- **What is needed**
Copy the entries below exactly. Images do not belong in the copy.
┌─ Exercise input
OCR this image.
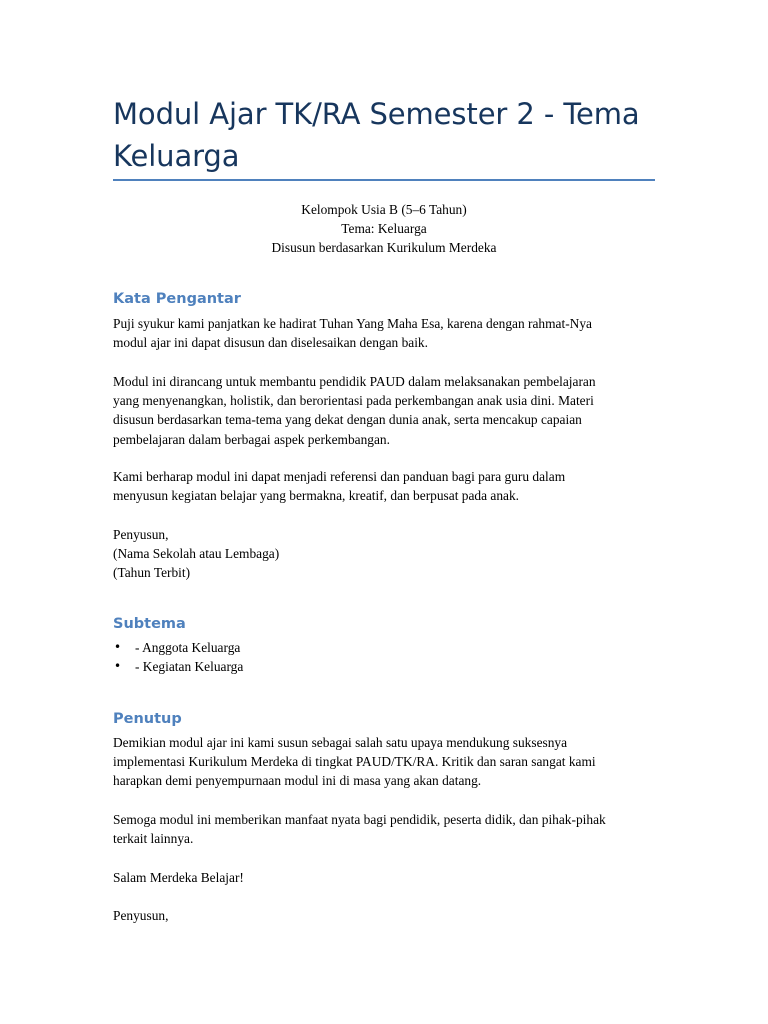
Modul Ajar TK/RA Semester 2 - Tema Keluarga
Kelompok Usia B (5–6 Tahun)
Tema: Keluarga
Disusun berdasarkan Kurikulum Merdeka
Kata Pengantar
Puji syukur kami panjatkan ke hadirat Tuhan Yang Maha Esa, karena dengan rahmat-Nya
modul ajar ini dapat disusun dan diselesaikan dengan baik.
Modul ini dirancang untuk membantu pendidik PAUD dalam melaksanakan pembelajaran
yang menyenangkan, holistik, dan berorientasi pada perkembangan anak usia dini. Materi
disusun berdasarkan tema-tema yang dekat dengan dunia anak, serta mencakup capaian
pembelajaran dalam berbagai aspek perkembangan.
Kami berharap modul ini dapat menjadi referensi dan panduan bagi para guru dalam
menyusun kegiatan belajar yang bermakna, kreatif, dan berpusat pada anak.
Penyusun,
(Nama Sekolah atau Lembaga)
(Tahun Terbit)
Subtema
• - Anggota Keluarga
• - Kegiatan Keluarga
Penutup
Demikian modul ajar ini kami susun sebagai salah satu upaya mendukung suksesnya
implementasi Kurikulum Merdeka di tingkat PAUD/TK/RA. Kritik dan saran sangat kami
harapkan demi penyempurnaan modul ini di masa yang akan datang.
Semoga modul ini memberikan manfaat nyata bagi pendidik, peserta didik, dan pihak-pihak
terkait lainnya.
Salam Merdeka Belajar!
Penyusun,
└─
- **Full output**
OCR this image.
Modul Ajar TK/RA Semester 2 - Tema Keluarga
Kelompok Usia B (5–6 Tahun)
Tema: Keluarga
Disusun berdasarkan Kurikulum Merdeka
Kata Pengantar
Puji syukur kami panjatkan ke hadirat Tuhan Yang Maha Esa, karena dengan rahmat-Nya
modul ajar ini dapat disusun dan diselesaikan dengan baik.
Modul ini dirancang untuk membantu pendidik PAUD dalam melaksanakan pembelajaran
yang menyenangkan, holistik, dan berorientasi pada perkembangan anak usia dini. Materi
disusun berdasarkan tema-tema yang dekat dengan dunia anak, serta mencakup capaian
pembelajaran dalam berbagai aspek perkembangan.
Kami berharap modul ini dapat menjadi referensi dan panduan bagi para guru dalam
menyusun kegiatan belajar yang bermakna, kreatif, dan berpusat pada anak.
Penyusun,
(Nama Sekolah atau Lembaga)
(Tahun Terbit)
Subtema
• - Anggota Keluarga
• - Kegiatan Keluarga
Penutup
Demikian modul ajar ini kami susun sebagai salah satu upaya mendukung suksesnya
implementasi Kurikulum Merdeka di tingkat PAUD/TK/RA. Kritik dan saran sangat kami
harapkan demi penyempurnaan modul ini di masa yang akan datang.
Semoga modul ini memberikan manfaat nyata bagi pendidik, peserta didik, dan pihak-pihak
terkait lainnya.
Salam Merdeka Belajar!
Penyusun,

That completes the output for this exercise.